**Provided information**
--- START ---

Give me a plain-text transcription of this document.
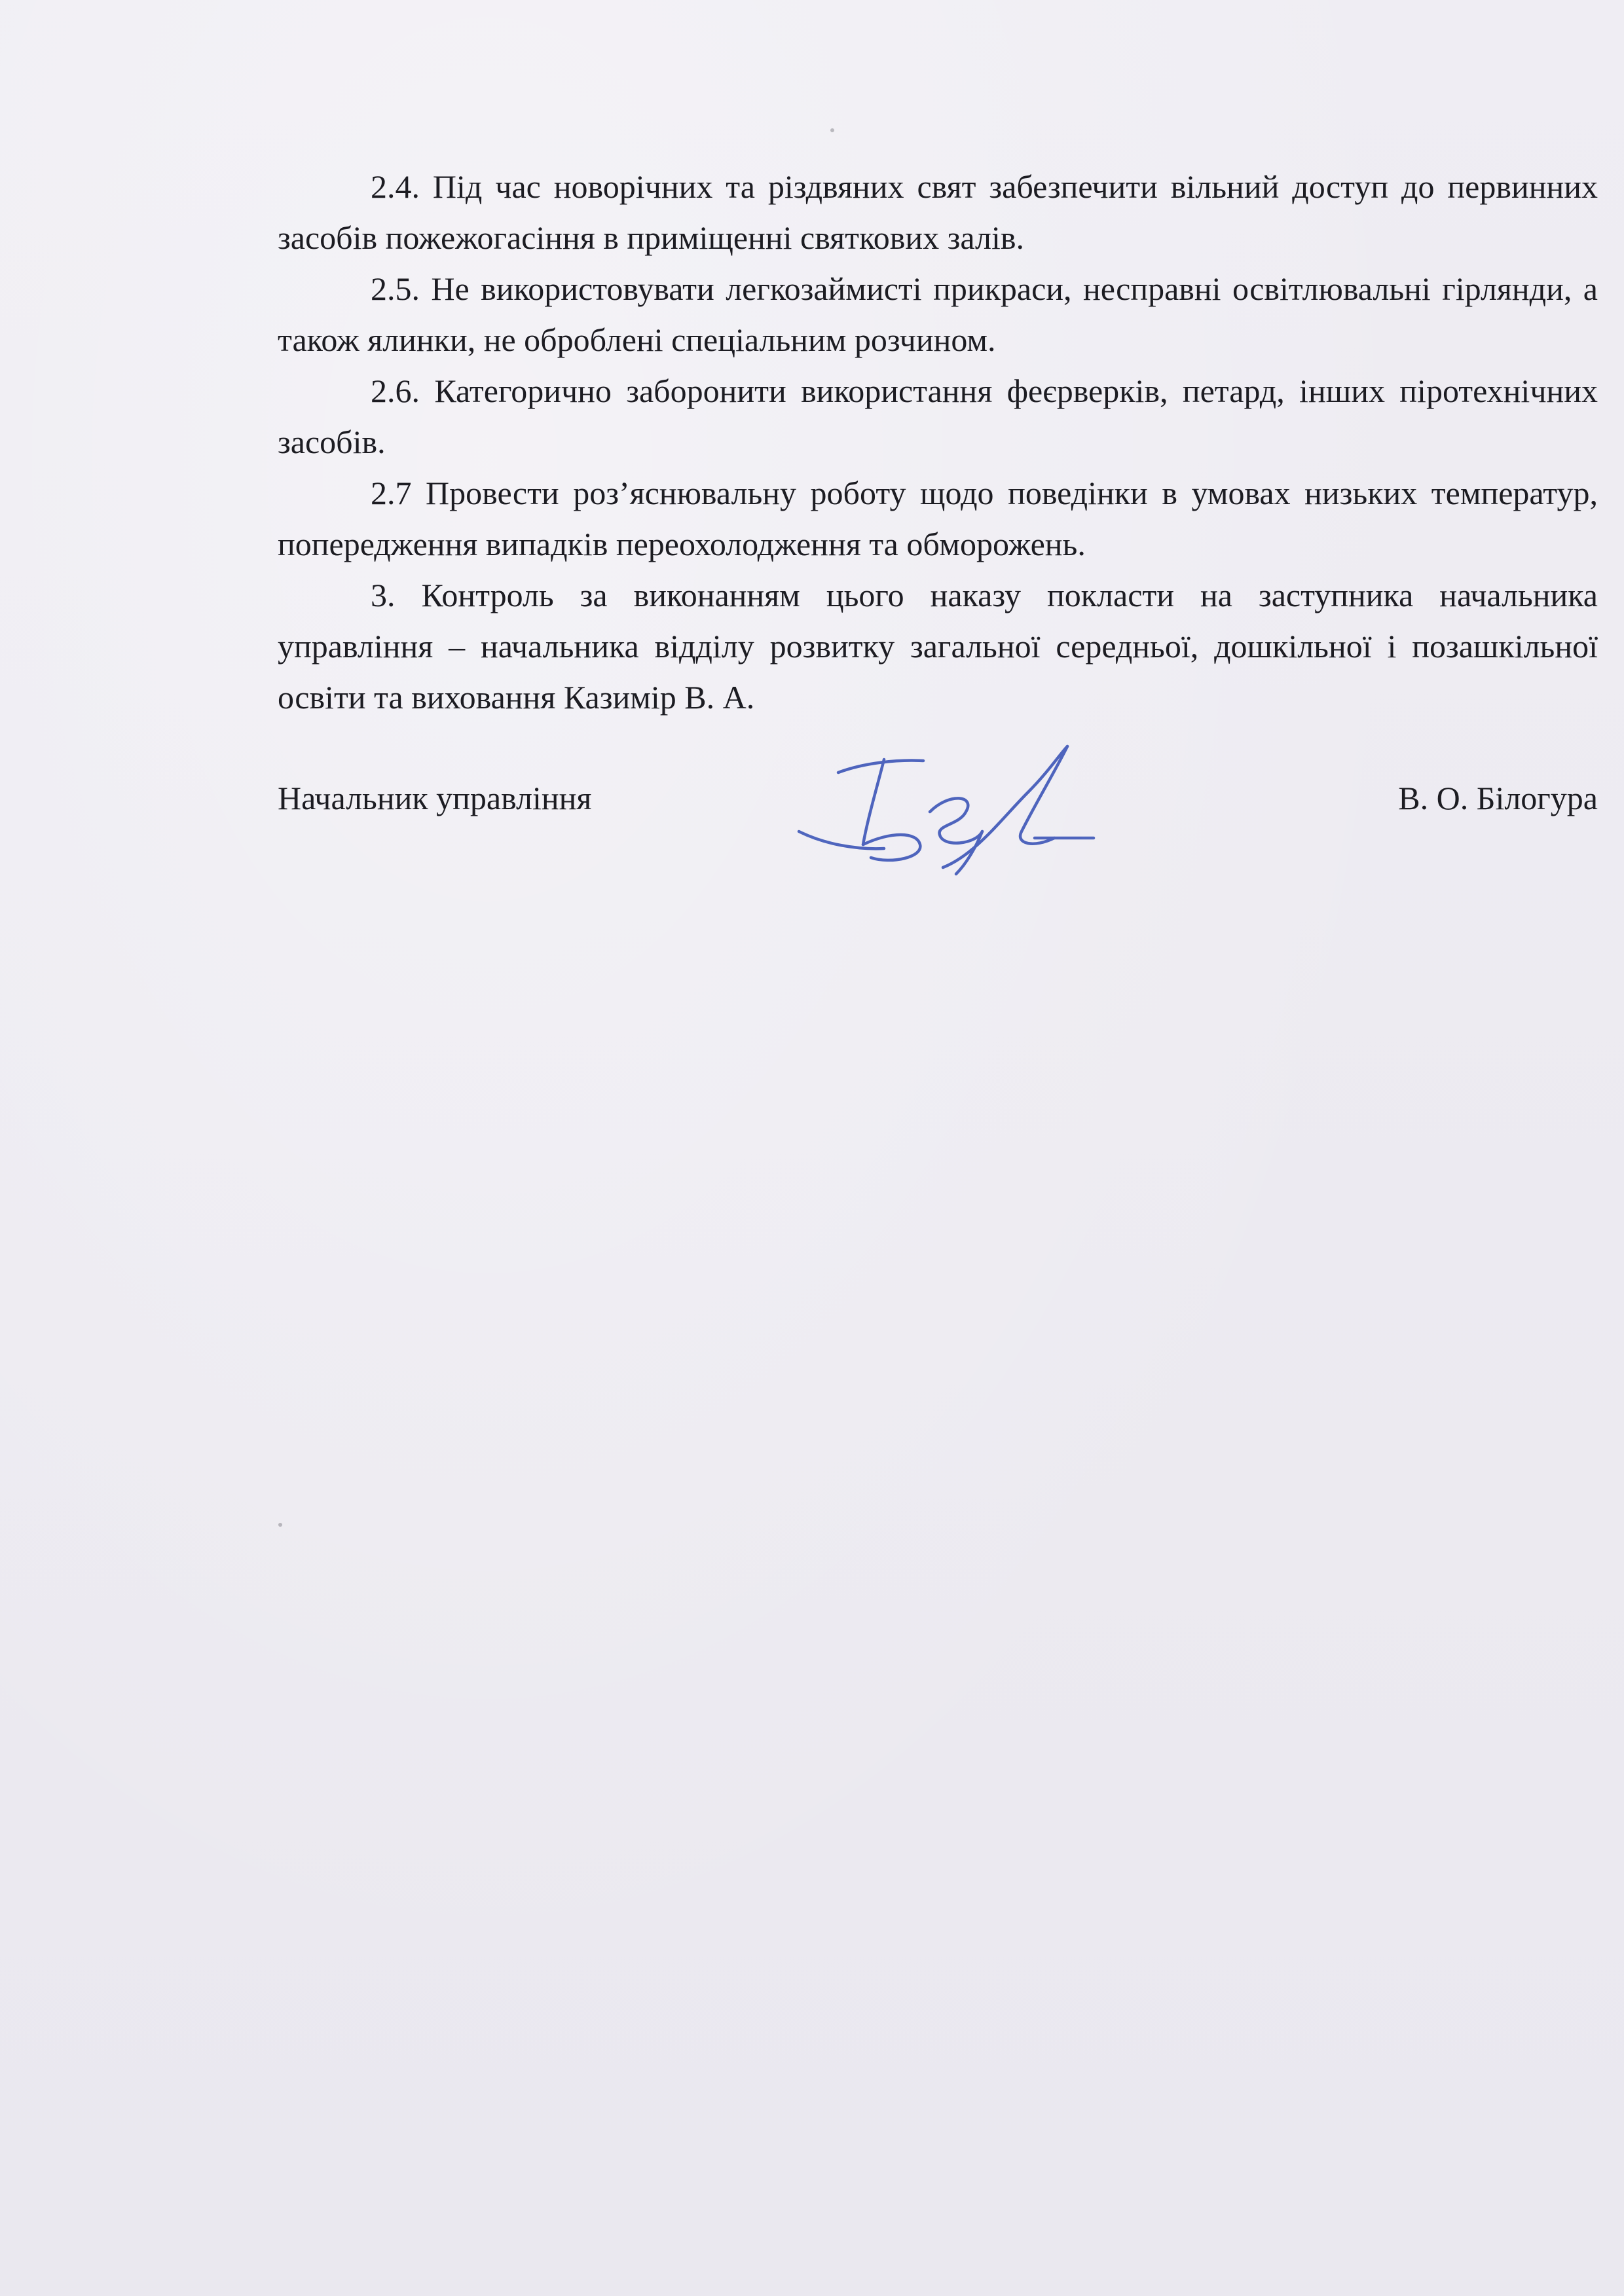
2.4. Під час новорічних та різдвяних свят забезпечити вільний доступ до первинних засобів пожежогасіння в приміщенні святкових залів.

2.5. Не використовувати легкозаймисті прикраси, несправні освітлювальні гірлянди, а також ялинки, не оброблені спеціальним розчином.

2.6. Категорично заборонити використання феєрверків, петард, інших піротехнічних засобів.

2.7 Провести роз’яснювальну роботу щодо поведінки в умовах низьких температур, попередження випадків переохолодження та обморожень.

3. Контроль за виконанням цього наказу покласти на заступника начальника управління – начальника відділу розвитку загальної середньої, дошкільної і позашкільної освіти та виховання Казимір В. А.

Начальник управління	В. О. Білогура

--- END ---

**Instructions to follow**
Reproduce the records, all of them, word for word; omit the pictures.

**Solution below**
Give me a plain-text transcription of this document.
2.4. Під час новорічних та різдвяних свят забезпечити вільний доступ до первинних засобів пожежогасіння в приміщенні святкових залів.

2.5. Не використовувати легкозаймисті прикраси, несправні освітлювальні гірлянди, а також ялинки, не оброблені спеціальним розчином.

2.6. Категорично заборонити використання феєрверків, петард, інших піротехнічних засобів.

2.7 Провести роз’яснювальну роботу щодо поведінки в умовах низьких температур, попередження випадків переохолодження та обморожень.

3. Контроль за виконанням цього наказу покласти на заступника начальника управління – начальника відділу розвитку загальної середньої, дошкільної і позашкільної освіти та виховання Казимір В. А.

Начальник управління	В. О. Білогура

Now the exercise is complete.